* **Task goal**:
Give only the number of lines in the data that include the string "读出对这所民族小学的喜爱之情".

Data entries
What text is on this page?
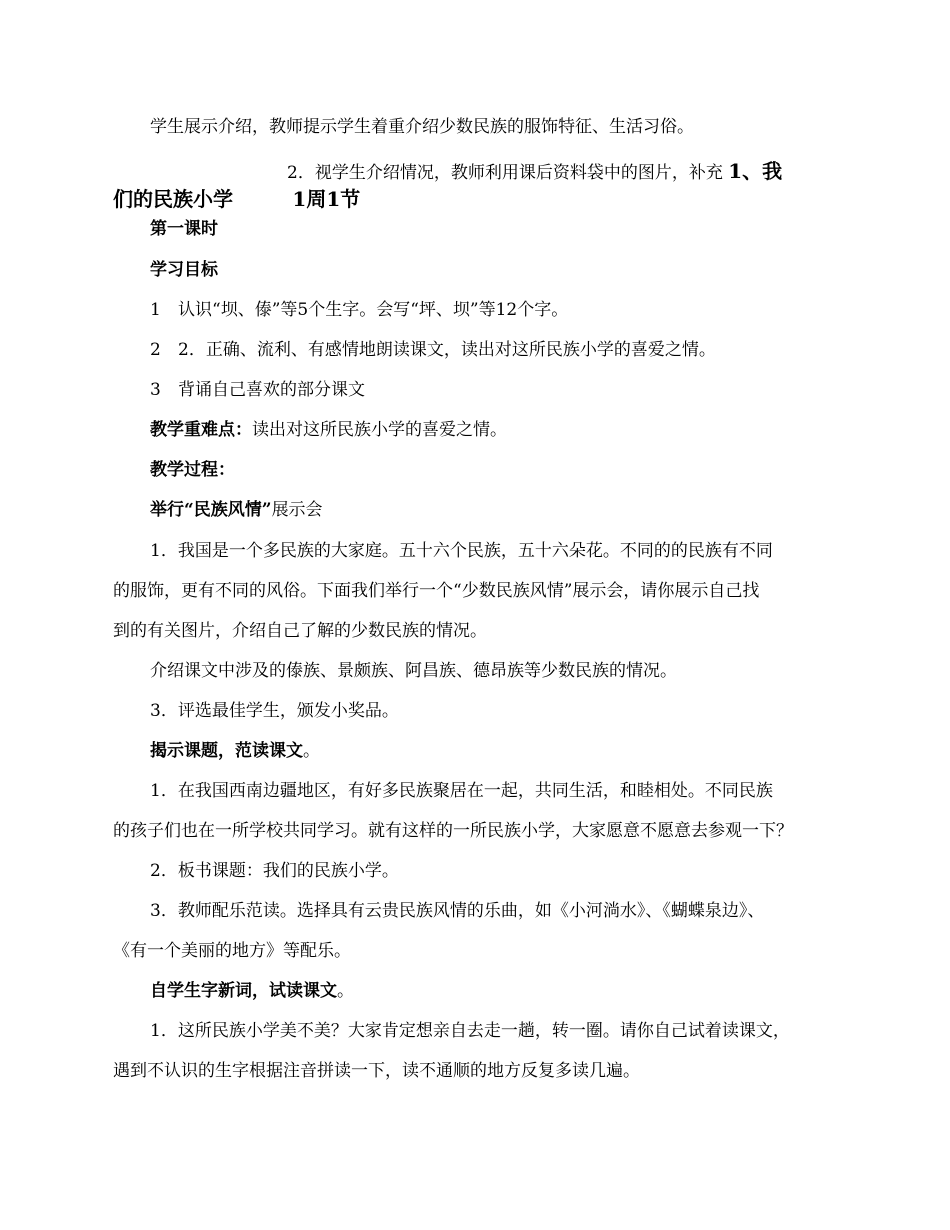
学生展示介绍，教师提示学生着重介绍少数民族的服饰特征、生活习俗。
2．视学生介绍情况，教师利用课后资料袋中的图片，补充 1、我
们的民族小学	1周1节
第一课时
学习目标
1 认识“坝、傣”等5个生字。会写“坪、坝”等12个字。
2 2．正确、流利、有感情地朗读课文，读出对这所民族小学的喜爱之情。
3 背诵自己喜欢的部分课文
教学重难点：读出对这所民族小学的喜爱之情。
教学过程：
举行“民族风情”展示会
1．我国是一个多民族的大家庭。五十六个民族，五十六朵花。不同的的民族有不同
的服饰，更有不同的风俗。下面我们举行一个“少数民族风情”展示会，请你展示自己找
到的有关图片，介绍自己了解的少数民族的情况。
介绍课文中涉及的傣族、景颇族、阿昌族、德昂族等少数民族的情况。
3．评选最佳学生，颁发小奖品。
揭示课题，范读课文。
1．在我国西南边疆地区，有好多民族聚居在一起，共同生活，和睦相处。不同民族
的孩子们也在一所学校共同学习。就有这样的一所民族小学，大家愿意不愿意去参观一下？
2．板书课题：我们的民族小学。
3．教师配乐范读。选择具有云贵民族风情的乐曲，如《小河淌水》、《蝴蝶泉边》、
《有一个美丽的地方》等配乐。
自学生字新词，试读课文。
1．这所民族小学美不美？大家肯定想亲自去走一趟，转一圈。请你自己试着读课文，
遇到不认识的生字根据注音拼读一下，读不通顺的地方反复多读几遍。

* **Complete output**:
2